EXERCISE - Print the entries that appear below, exactly as written and without their pictures.

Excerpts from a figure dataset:
— Begin —

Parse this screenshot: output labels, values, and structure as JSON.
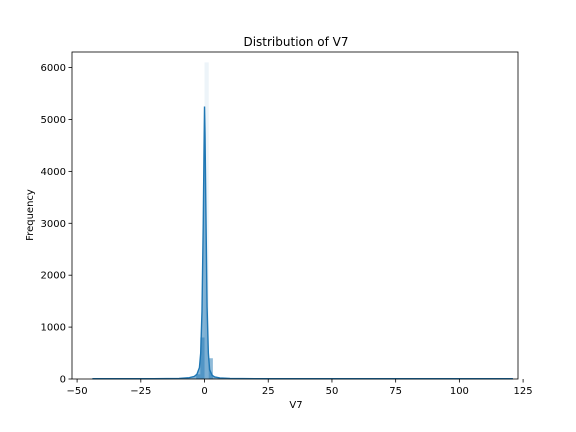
{
  "chart_data": {
    "type": "area",
    "title": "Distribution of V7",
    "xlabel": "V7",
    "ylabel": "Frequency",
    "xlim": [
      -52,
      123
    ],
    "ylim": [
      0,
      6300
    ],
    "x_ticks": [
      -50,
      -25,
      0,
      25,
      50,
      75,
      100,
      125
    ],
    "y_ticks": [
      0,
      1000,
      2000,
      3000,
      4000,
      5000,
      6000
    ],
    "grid": false,
    "legend": "none",
    "series": [
      {
        "color": "#1f77b4",
        "fill_color": "#1f77b4",
        "x": [
          -44,
          -20,
          -10,
          -6,
          -4,
          -3,
          -2,
          -1.5,
          -1,
          -0.5,
          -0.2,
          0,
          0.2,
          0.5,
          1,
          1.5,
          2,
          3,
          4,
          6,
          10,
          25,
          50,
          100,
          121
        ],
        "y": [
          5,
          5,
          10,
          25,
          50,
          90,
          220,
          500,
          1300,
          3000,
          4400,
          5250,
          4700,
          3400,
          1400,
          500,
          180,
          70,
          40,
          20,
          10,
          5,
          5,
          5,
          5
        ]
      }
    ],
    "histogram_bars": {
      "bin_width": 1.64,
      "bins": [
        {
          "x0": -3.28,
          "height": 90
        },
        {
          "x0": -1.64,
          "height": 800
        },
        {
          "x0": 0,
          "height": 6100
        },
        {
          "x0": 1.64,
          "height": 400
        }
      ]
    }
  }
}
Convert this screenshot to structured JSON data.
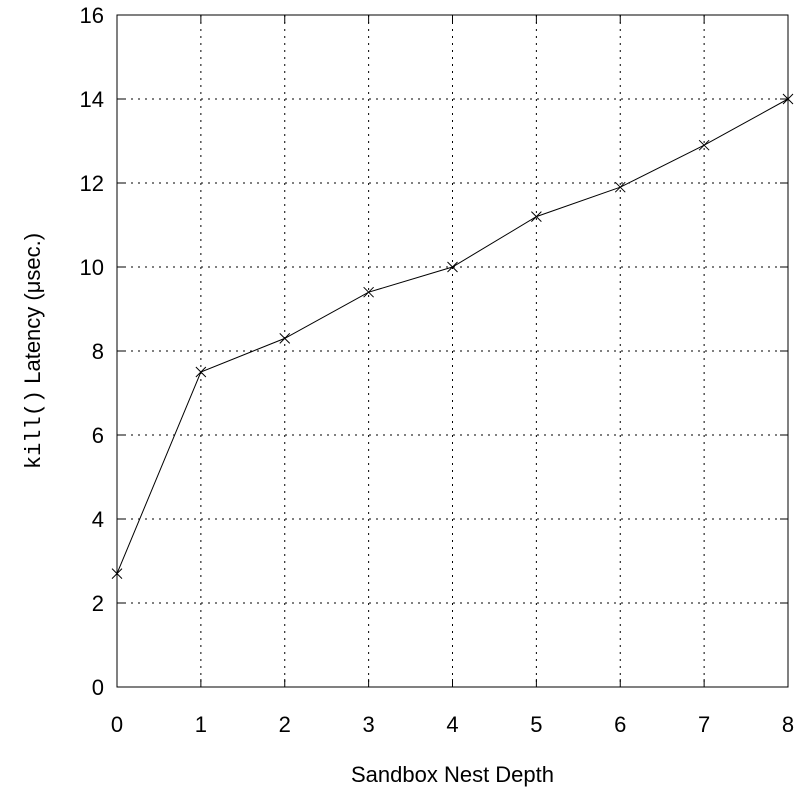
{
  "chart_data": {
    "type": "line",
    "xlabel": "Sandbox Nest Depth",
    "ylabel_code": "kill()",
    "ylabel_text": " Latency (μsec.)",
    "xlim": [
      0,
      8
    ],
    "ylim": [
      0,
      16
    ],
    "xticks": [
      0,
      1,
      2,
      3,
      4,
      5,
      6,
      7,
      8
    ],
    "yticks": [
      0,
      2,
      4,
      6,
      8,
      10,
      12,
      14,
      16
    ],
    "grid": true,
    "legend": "none",
    "series": [
      {
        "marker": "x",
        "color": "#000000",
        "x": [
          0,
          1,
          2,
          3,
          4,
          5,
          6,
          7,
          8
        ],
        "y": [
          2.7,
          7.5,
          8.3,
          9.4,
          10.0,
          11.2,
          11.9,
          12.9,
          14.0
        ]
      }
    ]
  }
}
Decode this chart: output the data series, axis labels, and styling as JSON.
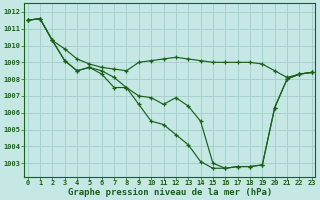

— End —

FINAL ANSWER -
Parse this screenshot: output labels, values, and structure as JSON.
{
  "chart_data": {
    "type": "area",
    "title": "Distribution of V7",
    "xlabel": "V7",
    "ylabel": "Frequency",
    "xlim": [
      -52,
      123
    ],
    "ylim": [
      0,
      6300
    ],
    "x_ticks": [
      -50,
      -25,
      0,
      25,
      50,
      75,
      100,
      125
    ],
    "y_ticks": [
      0,
      1000,
      2000,
      3000,
      4000,
      5000,
      6000
    ],
    "grid": false,
    "legend": "none",
    "series": [
      {
        "color": "#1f77b4",
        "fill_color": "#1f77b4",
        "x": [
          -44,
          -20,
          -10,
          -6,
          -4,
          -3,
          -2,
          -1.5,
          -1,
          -0.5,
          -0.2,
          0,
          0.2,
          0.5,
          1,
          1.5,
          2,
          3,
          4,
          6,
          10,
          25,
          50,
          100,
          121
        ],
        "y": [
          5,
          5,
          10,
          25,
          50,
          90,
          220,
          500,
          1300,
          3000,
          4400,
          5250,
          4700,
          3400,
          1400,
          500,
          180,
          70,
          40,
          20,
          10,
          5,
          5,
          5,
          5
        ]
      }
    ],
    "histogram_bars": {
      "bin_width": 1.64,
      "bins": [
        {
          "x0": -3.28,
          "height": 90
        },
        {
          "x0": -1.64,
          "height": 800
        },
        {
          "x0": 0,
          "height": 6100
        },
        {
          "x0": 1.64,
          "height": 400
        }
      ]
    }
  }
}
Convert this screenshot to structured JSON data.
{
  "chart_data": {
    "type": "line",
    "xlabel": "Sandbox Nest Depth",
    "ylabel_code": "kill()",
    "ylabel_text": " Latency (μsec.)",
    "xlim": [
      0,
      8
    ],
    "ylim": [
      0,
      16
    ],
    "xticks": [
      0,
      1,
      2,
      3,
      4,
      5,
      6,
      7,
      8
    ],
    "yticks": [
      0,
      2,
      4,
      6,
      8,
      10,
      12,
      14,
      16
    ],
    "grid": true,
    "legend": "none",
    "series": [
      {
        "marker": "x",
        "color": "#000000",
        "x": [
          0,
          1,
          2,
          3,
          4,
          5,
          6,
          7,
          8
        ],
        "y": [
          2.7,
          7.5,
          8.3,
          9.4,
          10.0,
          11.2,
          11.9,
          12.9,
          14.0
        ]
      }
    ]
  }
}
Decode this chart: output the data series, axis labels, and styling as JSON.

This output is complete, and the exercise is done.